> **Your goal**
Word for word, copy each record that comes after this.

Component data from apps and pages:

----------

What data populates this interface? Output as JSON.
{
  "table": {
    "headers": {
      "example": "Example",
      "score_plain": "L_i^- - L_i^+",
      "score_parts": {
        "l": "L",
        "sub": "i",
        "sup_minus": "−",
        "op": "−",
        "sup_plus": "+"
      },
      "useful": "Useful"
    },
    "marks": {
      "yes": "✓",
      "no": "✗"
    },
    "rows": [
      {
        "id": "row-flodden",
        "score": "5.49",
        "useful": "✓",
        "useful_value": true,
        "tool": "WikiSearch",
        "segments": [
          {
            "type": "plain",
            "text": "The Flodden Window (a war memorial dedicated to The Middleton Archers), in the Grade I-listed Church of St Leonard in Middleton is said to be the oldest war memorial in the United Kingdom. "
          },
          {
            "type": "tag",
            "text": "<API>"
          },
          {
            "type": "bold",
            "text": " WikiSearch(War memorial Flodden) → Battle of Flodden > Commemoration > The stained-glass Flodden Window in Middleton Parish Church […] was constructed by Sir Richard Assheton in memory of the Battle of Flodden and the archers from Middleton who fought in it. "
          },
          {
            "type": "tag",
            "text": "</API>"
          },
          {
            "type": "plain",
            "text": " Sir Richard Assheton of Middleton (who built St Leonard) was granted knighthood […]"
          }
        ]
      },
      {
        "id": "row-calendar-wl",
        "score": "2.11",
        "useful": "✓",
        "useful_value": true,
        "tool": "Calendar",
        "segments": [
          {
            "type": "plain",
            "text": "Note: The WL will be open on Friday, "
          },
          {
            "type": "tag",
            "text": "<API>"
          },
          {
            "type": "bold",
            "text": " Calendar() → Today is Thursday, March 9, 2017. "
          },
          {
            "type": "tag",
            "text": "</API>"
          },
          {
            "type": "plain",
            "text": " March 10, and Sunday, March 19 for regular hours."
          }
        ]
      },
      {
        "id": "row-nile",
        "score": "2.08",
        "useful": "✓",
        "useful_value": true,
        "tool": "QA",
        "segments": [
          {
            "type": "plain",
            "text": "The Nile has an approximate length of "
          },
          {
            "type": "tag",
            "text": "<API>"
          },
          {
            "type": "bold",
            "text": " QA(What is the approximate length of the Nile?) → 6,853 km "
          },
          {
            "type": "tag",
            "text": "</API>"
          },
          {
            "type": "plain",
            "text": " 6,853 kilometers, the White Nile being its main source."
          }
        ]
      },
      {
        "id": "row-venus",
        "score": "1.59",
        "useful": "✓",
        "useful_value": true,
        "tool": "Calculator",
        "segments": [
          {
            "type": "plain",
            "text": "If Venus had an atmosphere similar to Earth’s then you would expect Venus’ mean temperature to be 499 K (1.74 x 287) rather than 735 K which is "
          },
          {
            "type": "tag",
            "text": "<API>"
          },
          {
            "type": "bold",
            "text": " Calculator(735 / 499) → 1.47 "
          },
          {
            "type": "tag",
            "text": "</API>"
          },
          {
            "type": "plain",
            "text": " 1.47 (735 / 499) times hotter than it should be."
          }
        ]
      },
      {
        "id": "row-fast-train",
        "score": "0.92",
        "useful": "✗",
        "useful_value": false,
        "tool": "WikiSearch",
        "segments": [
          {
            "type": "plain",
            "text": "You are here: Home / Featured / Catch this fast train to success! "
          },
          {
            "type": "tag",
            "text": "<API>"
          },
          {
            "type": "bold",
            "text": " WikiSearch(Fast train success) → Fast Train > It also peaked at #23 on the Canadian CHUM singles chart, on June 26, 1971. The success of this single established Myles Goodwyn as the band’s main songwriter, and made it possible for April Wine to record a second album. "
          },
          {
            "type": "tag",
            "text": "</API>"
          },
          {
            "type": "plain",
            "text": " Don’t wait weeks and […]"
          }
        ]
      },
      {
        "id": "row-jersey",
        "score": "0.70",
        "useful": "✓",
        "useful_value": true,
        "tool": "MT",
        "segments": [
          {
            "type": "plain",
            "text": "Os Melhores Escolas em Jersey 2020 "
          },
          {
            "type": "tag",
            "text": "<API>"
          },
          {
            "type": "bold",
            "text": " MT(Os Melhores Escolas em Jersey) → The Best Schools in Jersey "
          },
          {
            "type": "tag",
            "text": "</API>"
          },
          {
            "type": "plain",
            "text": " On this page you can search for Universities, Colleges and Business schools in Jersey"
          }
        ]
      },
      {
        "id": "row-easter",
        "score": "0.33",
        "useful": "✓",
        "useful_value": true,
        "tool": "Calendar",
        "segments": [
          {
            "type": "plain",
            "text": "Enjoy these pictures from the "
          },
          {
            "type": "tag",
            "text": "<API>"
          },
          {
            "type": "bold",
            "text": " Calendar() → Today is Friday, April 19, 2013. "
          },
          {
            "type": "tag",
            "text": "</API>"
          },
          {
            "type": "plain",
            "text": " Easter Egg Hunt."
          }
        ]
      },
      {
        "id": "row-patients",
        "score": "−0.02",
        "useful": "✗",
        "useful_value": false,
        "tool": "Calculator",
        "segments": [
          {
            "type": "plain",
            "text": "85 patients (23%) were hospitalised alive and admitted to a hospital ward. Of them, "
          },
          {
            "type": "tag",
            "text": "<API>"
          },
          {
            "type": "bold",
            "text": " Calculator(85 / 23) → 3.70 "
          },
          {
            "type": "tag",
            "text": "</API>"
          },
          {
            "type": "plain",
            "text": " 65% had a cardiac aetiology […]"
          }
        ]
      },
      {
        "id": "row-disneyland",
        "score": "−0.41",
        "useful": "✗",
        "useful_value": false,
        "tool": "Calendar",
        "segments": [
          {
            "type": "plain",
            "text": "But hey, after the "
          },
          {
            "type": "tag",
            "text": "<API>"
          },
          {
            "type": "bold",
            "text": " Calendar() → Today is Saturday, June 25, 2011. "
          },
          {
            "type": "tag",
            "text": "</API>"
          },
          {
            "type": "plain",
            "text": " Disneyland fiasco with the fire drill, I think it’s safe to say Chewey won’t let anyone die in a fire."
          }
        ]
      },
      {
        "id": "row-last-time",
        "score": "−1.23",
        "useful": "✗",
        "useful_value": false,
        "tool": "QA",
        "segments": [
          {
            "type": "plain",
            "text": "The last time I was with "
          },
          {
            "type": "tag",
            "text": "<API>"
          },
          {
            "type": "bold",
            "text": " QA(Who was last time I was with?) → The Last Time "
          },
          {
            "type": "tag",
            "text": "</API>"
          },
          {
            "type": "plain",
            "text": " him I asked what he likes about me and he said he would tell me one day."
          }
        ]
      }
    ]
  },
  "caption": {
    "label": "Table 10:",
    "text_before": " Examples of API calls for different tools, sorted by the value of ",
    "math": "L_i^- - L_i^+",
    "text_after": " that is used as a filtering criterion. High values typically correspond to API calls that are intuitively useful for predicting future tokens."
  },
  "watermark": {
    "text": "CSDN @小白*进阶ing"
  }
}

----------

> **Exercise result**
What data populates this interface? Output as JSON.
{
  "table": {
    "headers": {
      "example": "Example",
      "score_plain": "L_i^- - L_i^+",
      "score_parts": {
        "l": "L",
        "sub": "i",
        "sup_minus": "−",
        "op": "−",
        "sup_plus": "+"
      },
      "useful": "Useful"
    },
    "marks": {
      "yes": "✓",
      "no": "✗"
    },
    "rows": [
      {
        "id": "row-flodden",
        "score": "5.49",
        "useful": "✓",
        "useful_value": true,
        "tool": "WikiSearch",
        "segments": [
          {
            "type": "plain",
            "text": "The Flodden Window (a war memorial dedicated to The Middleton Archers), in the Grade I-listed Church of St Leonard in Middleton is said to be the oldest war memorial in the United Kingdom. "
          },
          {
            "type": "tag",
            "text": "<API>"
          },
          {
            "type": "bold",
            "text": " WikiSearch(War memorial Flodden) → Battle of Flodden > Commemoration > The stained-glass Flodden Window in Middleton Parish Church […] was constructed by Sir Richard Assheton in memory of the Battle of Flodden and the archers from Middleton who fought in it. "
          },
          {
            "type": "tag",
            "text": "</API>"
          },
          {
            "type": "plain",
            "text": " Sir Richard Assheton of Middleton (who built St Leonard) was granted knighthood […]"
          }
        ]
      },
      {
        "id": "row-calendar-wl",
        "score": "2.11",
        "useful": "✓",
        "useful_value": true,
        "tool": "Calendar",
        "segments": [
          {
            "type": "plain",
            "text": "Note: The WL will be open on Friday, "
          },
          {
            "type": "tag",
            "text": "<API>"
          },
          {
            "type": "bold",
            "text": " Calendar() → Today is Thursday, March 9, 2017. "
          },
          {
            "type": "tag",
            "text": "</API>"
          },
          {
            "type": "plain",
            "text": " March 10, and Sunday, March 19 for regular hours."
          }
        ]
      },
      {
        "id": "row-nile",
        "score": "2.08",
        "useful": "✓",
        "useful_value": true,
        "tool": "QA",
        "segments": [
          {
            "type": "plain",
            "text": "The Nile has an approximate length of "
          },
          {
            "type": "tag",
            "text": "<API>"
          },
          {
            "type": "bold",
            "text": " QA(What is the approximate length of the Nile?) → 6,853 km "
          },
          {
            "type": "tag",
            "text": "</API>"
          },
          {
            "type": "plain",
            "text": " 6,853 kilometers, the White Nile being its main source."
          }
        ]
      },
      {
        "id": "row-venus",
        "score": "1.59",
        "useful": "✓",
        "useful_value": true,
        "tool": "Calculator",
        "segments": [
          {
            "type": "plain",
            "text": "If Venus had an atmosphere similar to Earth’s then you would expect Venus’ mean temperature to be 499 K (1.74 x 287) rather than 735 K which is "
          },
          {
            "type": "tag",
            "text": "<API>"
          },
          {
            "type": "bold",
            "text": " Calculator(735 / 499) → 1.47 "
          },
          {
            "type": "tag",
            "text": "</API>"
          },
          {
            "type": "plain",
            "text": " 1.47 (735 / 499) times hotter than it should be."
          }
        ]
      },
      {
        "id": "row-fast-train",
        "score": "0.92",
        "useful": "✗",
        "useful_value": false,
        "tool": "WikiSearch",
        "segments": [
          {
            "type": "plain",
            "text": "You are here: Home / Featured / Catch this fast train to success! "
          },
          {
            "type": "tag",
            "text": "<API>"
          },
          {
            "type": "bold",
            "text": " WikiSearch(Fast train success) → Fast Train > It also peaked at #23 on the Canadian CHUM singles chart, on June 26, 1971. The success of this single established Myles Goodwyn as the band’s main songwriter, and made it possible for April Wine to record a second album. "
          },
          {
            "type": "tag",
            "text": "</API>"
          },
          {
            "type": "plain",
            "text": " Don’t wait weeks and […]"
          }
        ]
      },
      {
        "id": "row-jersey",
        "score": "0.70",
        "useful": "✓",
        "useful_value": true,
        "tool": "MT",
        "segments": [
          {
            "type": "plain",
            "text": "Os Melhores Escolas em Jersey 2020 "
          },
          {
            "type": "tag",
            "text": "<API>"
          },
          {
            "type": "bold",
            "text": " MT(Os Melhores Escolas em Jersey) → The Best Schools in Jersey "
          },
          {
            "type": "tag",
            "text": "</API>"
          },
          {
            "type": "plain",
            "text": " On this page you can search for Universities, Colleges and Business schools in Jersey"
          }
        ]
      },
      {
        "id": "row-easter",
        "score": "0.33",
        "useful": "✓",
        "useful_value": true,
        "tool": "Calendar",
        "segments": [
          {
            "type": "plain",
            "text": "Enjoy these pictures from the "
          },
          {
            "type": "tag",
            "text": "<API>"
          },
          {
            "type": "bold",
            "text": " Calendar() → Today is Friday, April 19, 2013. "
          },
          {
            "type": "tag",
            "text": "</API>"
          },
          {
            "type": "plain",
            "text": " Easter Egg Hunt."
          }
        ]
      },
      {
        "id": "row-patients",
        "score": "−0.02",
        "useful": "✗",
        "useful_value": false,
        "tool": "Calculator",
        "segments": [
          {
            "type": "plain",
            "text": "85 patients (23%) were hospitalised alive and admitted to a hospital ward. Of them, "
          },
          {
            "type": "tag",
            "text": "<API>"
          },
          {
            "type": "bold",
            "text": " Calculator(85 / 23) → 3.70 "
          },
          {
            "type": "tag",
            "text": "</API>"
          },
          {
            "type": "plain",
            "text": " 65% had a cardiac aetiology […]"
          }
        ]
      },
      {
        "id": "row-disneyland",
        "score": "−0.41",
        "useful": "✗",
        "useful_value": false,
        "tool": "Calendar",
        "segments": [
          {
            "type": "plain",
            "text": "But hey, after the "
          },
          {
            "type": "tag",
            "text": "<API>"
          },
          {
            "type": "bold",
            "text": " Calendar() → Today is Saturday, June 25, 2011. "
          },
          {
            "type": "tag",
            "text": "</API>"
          },
          {
            "type": "plain",
            "text": " Disneyland fiasco with the fire drill, I think it’s safe to say Chewey won’t let anyone die in a fire."
          }
        ]
      },
      {
        "id": "row-last-time",
        "score": "−1.23",
        "useful": "✗",
        "useful_value": false,
        "tool": "QA",
        "segments": [
          {
            "type": "plain",
            "text": "The last time I was with "
          },
          {
            "type": "tag",
            "text": "<API>"
          },
          {
            "type": "bold",
            "text": " QA(Who was last time I was with?) → The Last Time "
          },
          {
            "type": "tag",
            "text": "</API>"
          },
          {
            "type": "plain",
            "text": " him I asked what he likes about me and he said he would tell me one day."
          }
        ]
      }
    ]
  },
  "caption": {
    "label": "Table 10:",
    "text_before": " Examples of API calls for different tools, sorted by the value of ",
    "math": "L_i^- - L_i^+",
    "text_after": " that is used as a filtering criterion. High values typically correspond to API calls that are intuitively useful for predicting future tokens."
  },
  "watermark": {
    "text": "CSDN @小白*进阶ing"
  }
}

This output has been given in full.